§ **Exercise instructions**: Count how many lines in the material below hold the word "document"; the reply is that number alone.

§ **Material**:
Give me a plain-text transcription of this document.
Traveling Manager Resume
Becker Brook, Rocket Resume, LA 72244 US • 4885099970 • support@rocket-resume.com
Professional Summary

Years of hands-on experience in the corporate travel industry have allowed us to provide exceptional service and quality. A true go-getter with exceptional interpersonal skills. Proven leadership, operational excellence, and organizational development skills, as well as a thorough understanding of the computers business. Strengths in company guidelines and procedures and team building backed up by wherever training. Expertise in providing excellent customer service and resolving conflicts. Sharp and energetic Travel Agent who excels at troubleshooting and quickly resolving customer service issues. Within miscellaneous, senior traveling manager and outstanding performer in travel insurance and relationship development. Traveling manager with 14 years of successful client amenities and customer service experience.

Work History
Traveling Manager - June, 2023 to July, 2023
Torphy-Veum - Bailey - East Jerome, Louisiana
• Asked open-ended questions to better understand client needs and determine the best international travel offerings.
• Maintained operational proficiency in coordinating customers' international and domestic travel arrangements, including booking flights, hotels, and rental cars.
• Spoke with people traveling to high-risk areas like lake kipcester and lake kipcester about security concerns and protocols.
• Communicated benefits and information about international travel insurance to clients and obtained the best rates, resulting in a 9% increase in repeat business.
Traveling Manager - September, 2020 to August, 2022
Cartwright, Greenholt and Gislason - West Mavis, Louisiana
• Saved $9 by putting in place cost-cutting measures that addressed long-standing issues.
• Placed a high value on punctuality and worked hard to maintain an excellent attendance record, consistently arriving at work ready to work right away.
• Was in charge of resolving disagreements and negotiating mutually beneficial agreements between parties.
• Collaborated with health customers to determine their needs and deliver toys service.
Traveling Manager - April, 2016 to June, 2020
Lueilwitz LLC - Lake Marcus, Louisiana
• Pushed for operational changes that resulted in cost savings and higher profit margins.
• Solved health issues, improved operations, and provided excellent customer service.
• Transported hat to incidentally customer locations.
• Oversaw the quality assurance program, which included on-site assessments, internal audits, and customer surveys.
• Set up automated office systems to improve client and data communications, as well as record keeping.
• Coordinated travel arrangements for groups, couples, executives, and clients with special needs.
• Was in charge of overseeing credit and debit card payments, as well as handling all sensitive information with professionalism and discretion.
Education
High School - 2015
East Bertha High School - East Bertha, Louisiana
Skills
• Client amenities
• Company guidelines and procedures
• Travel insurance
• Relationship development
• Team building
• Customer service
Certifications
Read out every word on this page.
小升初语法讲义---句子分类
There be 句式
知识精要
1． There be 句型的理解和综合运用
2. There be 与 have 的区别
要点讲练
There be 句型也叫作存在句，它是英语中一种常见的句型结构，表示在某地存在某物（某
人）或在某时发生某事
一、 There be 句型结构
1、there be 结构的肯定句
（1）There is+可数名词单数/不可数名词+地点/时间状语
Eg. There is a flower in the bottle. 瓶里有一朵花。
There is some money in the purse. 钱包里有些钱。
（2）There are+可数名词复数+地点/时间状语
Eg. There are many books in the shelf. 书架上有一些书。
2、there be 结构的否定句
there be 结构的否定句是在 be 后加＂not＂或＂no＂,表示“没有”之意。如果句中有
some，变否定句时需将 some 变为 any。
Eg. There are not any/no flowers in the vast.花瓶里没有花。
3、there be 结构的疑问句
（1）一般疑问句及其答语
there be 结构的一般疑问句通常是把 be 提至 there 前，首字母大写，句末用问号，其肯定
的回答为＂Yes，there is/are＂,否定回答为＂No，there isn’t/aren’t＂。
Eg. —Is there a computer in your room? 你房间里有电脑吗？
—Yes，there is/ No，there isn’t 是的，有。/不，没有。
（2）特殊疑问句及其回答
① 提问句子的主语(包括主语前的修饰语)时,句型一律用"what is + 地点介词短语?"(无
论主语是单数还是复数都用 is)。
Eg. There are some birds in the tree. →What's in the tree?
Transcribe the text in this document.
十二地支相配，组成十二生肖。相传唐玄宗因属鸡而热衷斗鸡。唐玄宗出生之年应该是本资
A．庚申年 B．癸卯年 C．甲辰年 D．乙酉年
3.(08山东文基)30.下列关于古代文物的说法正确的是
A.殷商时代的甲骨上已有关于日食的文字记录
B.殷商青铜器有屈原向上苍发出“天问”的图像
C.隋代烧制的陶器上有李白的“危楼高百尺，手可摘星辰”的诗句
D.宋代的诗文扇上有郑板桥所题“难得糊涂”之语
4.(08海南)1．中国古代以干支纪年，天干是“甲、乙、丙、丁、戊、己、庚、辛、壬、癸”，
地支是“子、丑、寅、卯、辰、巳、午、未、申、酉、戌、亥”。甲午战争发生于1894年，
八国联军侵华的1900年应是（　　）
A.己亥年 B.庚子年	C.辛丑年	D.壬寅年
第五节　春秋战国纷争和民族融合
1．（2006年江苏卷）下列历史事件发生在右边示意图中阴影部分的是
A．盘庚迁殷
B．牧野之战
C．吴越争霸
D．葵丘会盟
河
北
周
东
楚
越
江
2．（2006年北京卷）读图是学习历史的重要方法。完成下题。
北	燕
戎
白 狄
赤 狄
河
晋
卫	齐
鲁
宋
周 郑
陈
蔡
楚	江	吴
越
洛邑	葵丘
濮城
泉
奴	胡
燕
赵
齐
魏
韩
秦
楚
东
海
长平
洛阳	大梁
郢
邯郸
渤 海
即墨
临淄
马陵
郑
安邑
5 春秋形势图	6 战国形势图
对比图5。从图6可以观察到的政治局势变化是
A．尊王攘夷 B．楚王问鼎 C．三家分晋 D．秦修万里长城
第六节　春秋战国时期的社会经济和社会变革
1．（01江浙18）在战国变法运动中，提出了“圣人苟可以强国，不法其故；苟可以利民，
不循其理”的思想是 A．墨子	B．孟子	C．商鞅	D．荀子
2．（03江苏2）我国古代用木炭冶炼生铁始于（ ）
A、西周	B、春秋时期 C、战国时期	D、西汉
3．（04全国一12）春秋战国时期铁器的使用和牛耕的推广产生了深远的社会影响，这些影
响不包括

§ **Answer to the task**: 2